Make an exact copy of the records, with the pictures left out.

LISTING:
_ _ _ _

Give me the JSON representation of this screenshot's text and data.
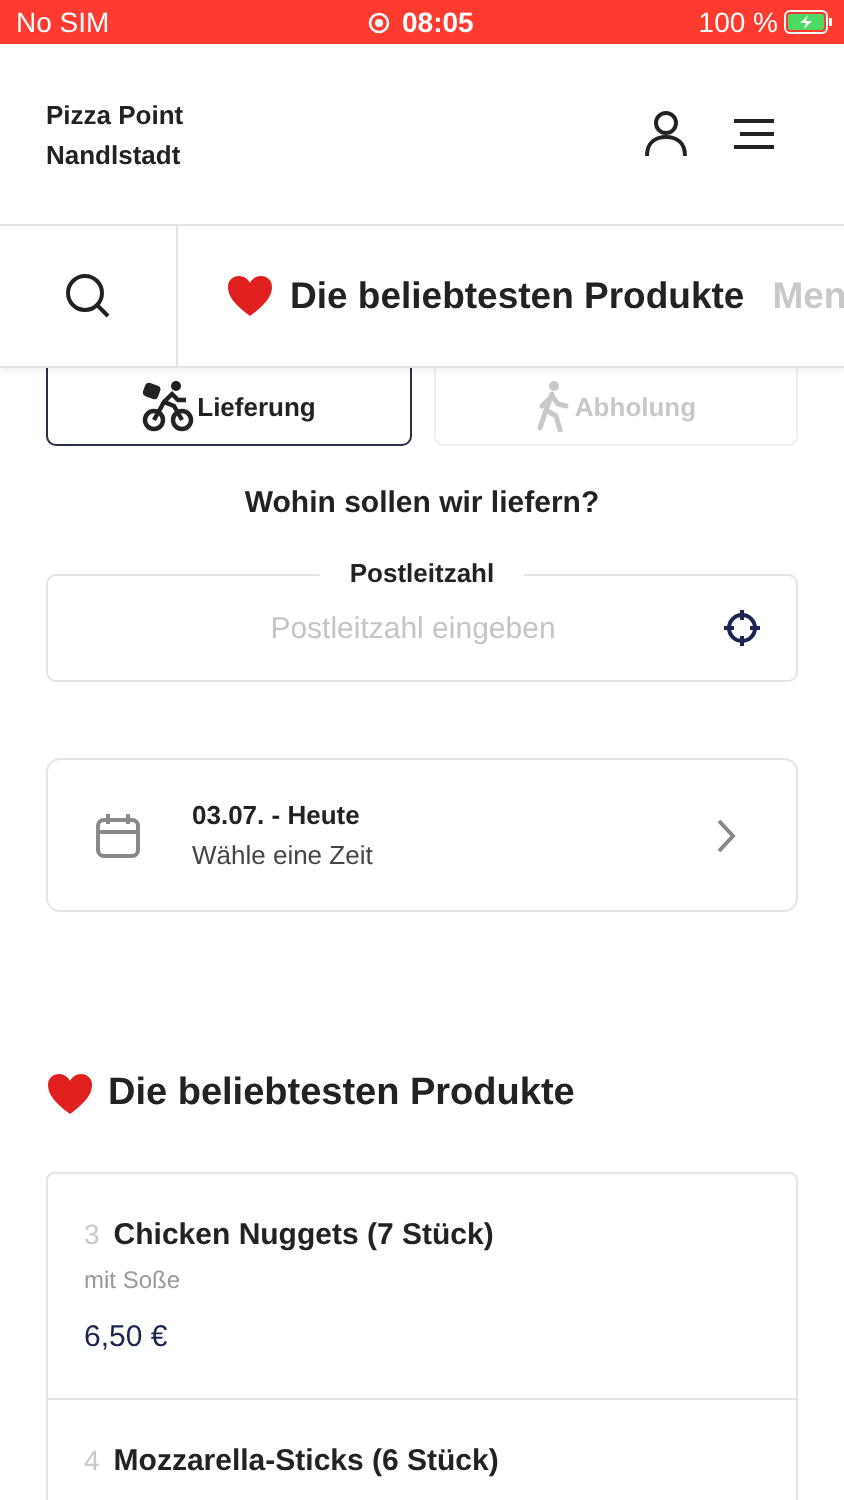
{
  "status_bar": {
    "carrier": "No SIM",
    "time": "08:05",
    "battery": "100 %"
  },
  "header": {
    "shop_name": "Pizza Point",
    "city": "Nandlstadt"
  },
  "category_tabs": [
    {
      "label": "Die beliebtesten Produkte",
      "kind": "heart",
      "selected": true
    },
    {
      "label": "Men",
      "kind": "plain",
      "selected": false
    }
  ],
  "order_modes": [
    {
      "label": "Lieferung",
      "kind": "bike",
      "selected": true
    },
    {
      "label": "Abholung",
      "kind": "walk",
      "selected": false
    }
  ],
  "delivery": {
    "question": "Wohin sollen wir liefern?",
    "field_label": "Postleitzahl",
    "placeholder": "Postleitzahl eingeben"
  },
  "time_picker": {
    "date": "03.07. - Heute",
    "hint": "Wähle eine Zeit"
  },
  "section_title": "Die beliebtesten Produkte",
  "products": [
    {
      "number": "3",
      "name": "Chicken Nuggets (7 Stück)",
      "description": "mit Soße",
      "price": "6,50 €"
    },
    {
      "number": "4",
      "name": "Mozzarella-Sticks (6 Stück)"
    }
  ]
}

_ _ _ _

EXERCISE ANSWER:
Give me the JSON representation of this screenshot's text and data.
{
  "status_bar": {
    "carrier": "No SIM",
    "time": "08:05",
    "battery": "100 %"
  },
  "header": {
    "shop_name": "Pizza Point",
    "city": "Nandlstadt"
  },
  "category_tabs": [
    {
      "label": "Die beliebtesten Produkte",
      "kind": "heart",
      "selected": true
    },
    {
      "label": "Men",
      "kind": "plain",
      "selected": false
    }
  ],
  "order_modes": [
    {
      "label": "Lieferung",
      "kind": "bike",
      "selected": true
    },
    {
      "label": "Abholung",
      "kind": "walk",
      "selected": false
    }
  ],
  "delivery": {
    "question": "Wohin sollen wir liefern?",
    "field_label": "Postleitzahl",
    "placeholder": "Postleitzahl eingeben"
  },
  "time_picker": {
    "date": "03.07. - Heute",
    "hint": "Wähle eine Zeit"
  },
  "section_title": "Die beliebtesten Produkte",
  "products": [
    {
      "number": "3",
      "name": "Chicken Nuggets (7 Stück)",
      "description": "mit Soße",
      "price": "6,50 €"
    },
    {
      "number": "4",
      "name": "Mozzarella-Sticks (6 Stück)"
    }
  ]
}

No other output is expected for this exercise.